_Exercice donné a_: Mettez à jour les lignes enregistrées en remplaçant «elements» par «items», sans rien modifier d'autre. Commencez à la première de ces lignes et arrêtez-vous après celle qui contient «527, 676, 544]».

_Texte fourni_:

-.-.-

LA LOI SUR LES GENOCIDES ATTAQUEE DEVANT LE CONSEIL CONSTITUTIONNEL
La Croix
http://www.la-croix.com/Actualite/S-informer/France/La-loi-sur-les-genocides-attaquee-devant-le-Conseil-constitutionnel-_NG_-2012-01-31-763961
31 janvier 2012
France
Plus de 70 senateurs et plus de 60 deputes ont depose un recours
contre la proposition de loi reprimant la contestation des genocides.
Les parlementaires, issus de tous les partis, demandent au Conseil
constitutionnel de censurer le texte qui vise principalement le
genocide armenien.
Qui a saisi le Conseil constitutionnel ?
La proposition de loi visant a reprimer la contestation des genocides,
ciblant implicitement le genocide armenien, n'a pas acheve son long
et chaotique parcours. Le texte avait ete definitivement vote le
23 janvier dernier lors d'un vote au Senat par 127 voix contre 86,
suscitant une très vive reaction des autorites turques.

-.-.-

Entrées enregistrées
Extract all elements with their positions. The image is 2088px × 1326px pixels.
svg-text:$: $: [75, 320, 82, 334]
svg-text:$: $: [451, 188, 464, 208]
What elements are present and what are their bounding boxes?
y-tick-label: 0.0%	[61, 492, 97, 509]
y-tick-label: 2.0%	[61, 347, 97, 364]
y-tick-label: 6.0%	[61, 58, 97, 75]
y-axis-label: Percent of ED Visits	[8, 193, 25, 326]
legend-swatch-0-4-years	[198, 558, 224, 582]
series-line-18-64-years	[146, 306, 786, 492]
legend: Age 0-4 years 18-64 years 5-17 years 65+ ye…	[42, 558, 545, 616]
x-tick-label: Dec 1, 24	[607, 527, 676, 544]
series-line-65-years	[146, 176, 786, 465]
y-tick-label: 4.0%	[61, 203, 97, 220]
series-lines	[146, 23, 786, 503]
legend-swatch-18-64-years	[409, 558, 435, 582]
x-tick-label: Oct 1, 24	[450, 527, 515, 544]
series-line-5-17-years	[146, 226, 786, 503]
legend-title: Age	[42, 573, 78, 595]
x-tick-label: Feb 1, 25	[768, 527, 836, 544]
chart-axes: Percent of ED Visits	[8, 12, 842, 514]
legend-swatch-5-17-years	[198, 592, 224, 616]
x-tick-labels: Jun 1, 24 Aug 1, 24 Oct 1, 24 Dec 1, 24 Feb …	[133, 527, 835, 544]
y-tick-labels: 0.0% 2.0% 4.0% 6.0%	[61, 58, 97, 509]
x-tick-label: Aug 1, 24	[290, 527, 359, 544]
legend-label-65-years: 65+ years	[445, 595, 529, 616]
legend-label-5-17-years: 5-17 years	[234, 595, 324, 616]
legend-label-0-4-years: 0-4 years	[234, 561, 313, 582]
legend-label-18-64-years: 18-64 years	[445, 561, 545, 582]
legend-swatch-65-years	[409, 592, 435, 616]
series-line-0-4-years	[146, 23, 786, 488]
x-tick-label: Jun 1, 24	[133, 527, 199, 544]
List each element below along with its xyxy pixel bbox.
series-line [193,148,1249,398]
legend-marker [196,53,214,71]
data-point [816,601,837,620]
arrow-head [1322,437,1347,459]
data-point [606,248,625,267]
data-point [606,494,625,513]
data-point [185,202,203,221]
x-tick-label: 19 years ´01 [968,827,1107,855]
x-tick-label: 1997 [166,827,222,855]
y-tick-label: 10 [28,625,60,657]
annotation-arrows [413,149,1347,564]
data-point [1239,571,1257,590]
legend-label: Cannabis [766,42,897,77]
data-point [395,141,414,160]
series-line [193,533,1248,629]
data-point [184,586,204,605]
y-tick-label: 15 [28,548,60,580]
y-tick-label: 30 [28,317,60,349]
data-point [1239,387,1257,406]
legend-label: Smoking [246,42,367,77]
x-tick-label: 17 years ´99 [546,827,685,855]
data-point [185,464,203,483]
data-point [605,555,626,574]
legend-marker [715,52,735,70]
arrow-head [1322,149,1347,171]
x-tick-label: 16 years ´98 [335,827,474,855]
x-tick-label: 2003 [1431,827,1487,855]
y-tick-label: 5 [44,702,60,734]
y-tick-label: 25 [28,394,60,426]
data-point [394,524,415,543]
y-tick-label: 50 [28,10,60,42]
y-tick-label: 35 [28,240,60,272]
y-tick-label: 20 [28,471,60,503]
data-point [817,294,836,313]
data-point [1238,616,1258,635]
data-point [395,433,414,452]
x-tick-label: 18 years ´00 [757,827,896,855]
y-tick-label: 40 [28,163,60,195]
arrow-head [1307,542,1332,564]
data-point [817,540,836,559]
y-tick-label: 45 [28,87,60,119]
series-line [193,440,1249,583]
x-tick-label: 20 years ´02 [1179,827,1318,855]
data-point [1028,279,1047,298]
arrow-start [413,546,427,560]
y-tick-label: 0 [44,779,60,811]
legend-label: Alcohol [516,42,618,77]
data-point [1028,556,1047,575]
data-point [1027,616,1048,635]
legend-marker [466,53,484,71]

-.-.-

_Exercice donné b_: Retapez à l'identique l'article sur la loi réprimant la contestation des génocides.

_Réponse complète a_:
Extract all items with their positions. The image is 2088px × 1326px pixels.
svg-text:$: $: [75, 320, 82, 334]
svg-text:$: $: [451, 188, 464, 208]
What items are present and what are their bounding boxes?
y-tick-label: 0.0%	[61, 492, 97, 509]
y-tick-label: 2.0%	[61, 347, 97, 364]
y-tick-label: 6.0%	[61, 58, 97, 75]
y-axis-label: Percent of ED Visits	[8, 193, 25, 326]
legend-swatch-0-4-years	[198, 558, 224, 582]
series-line-18-64-years	[146, 306, 786, 492]
legend: Age 0-4 years 18-64 years 5-17 years 65+ ye…	[42, 558, 545, 616]
x-tick-label: Dec 1, 24	[607, 527, 676, 544]

_Réponse complète b_:
LA LOI SUR LES GENOCIDES ATTAQUEE DEVANT LE CONSEIL CONSTITUTIONNEL
La Croix
http://www.la-croix.com/Actualite/S-informer/France/La-loi-sur-les-genocides-attaquee-devant-le-Conseil-constitutionnel-_NG_-2012-01-31-763961
31 janvier 2012
France
Plus de 70 senateurs et plus de 60 deputes ont depose un recours
contre la proposition de loi reprimant la contestation des genocides.
Les parlementaires, issus de tous les partis, demandent au Conseil
constitutionnel de censurer le texte qui vise principalement le
genocide armenien.
Qui a saisi le Conseil constitutionnel ?
La proposition de loi visant a reprimer la contestation des genocides,
ciblant implicitement le genocide armenien, n'a pas acheve son long
et chaotique parcours. Le texte avait ete definitivement vote le
23 janvier dernier lors d'un vote au Senat par 127 voix contre 86,
suscitant une très vive reaction des autorites turques.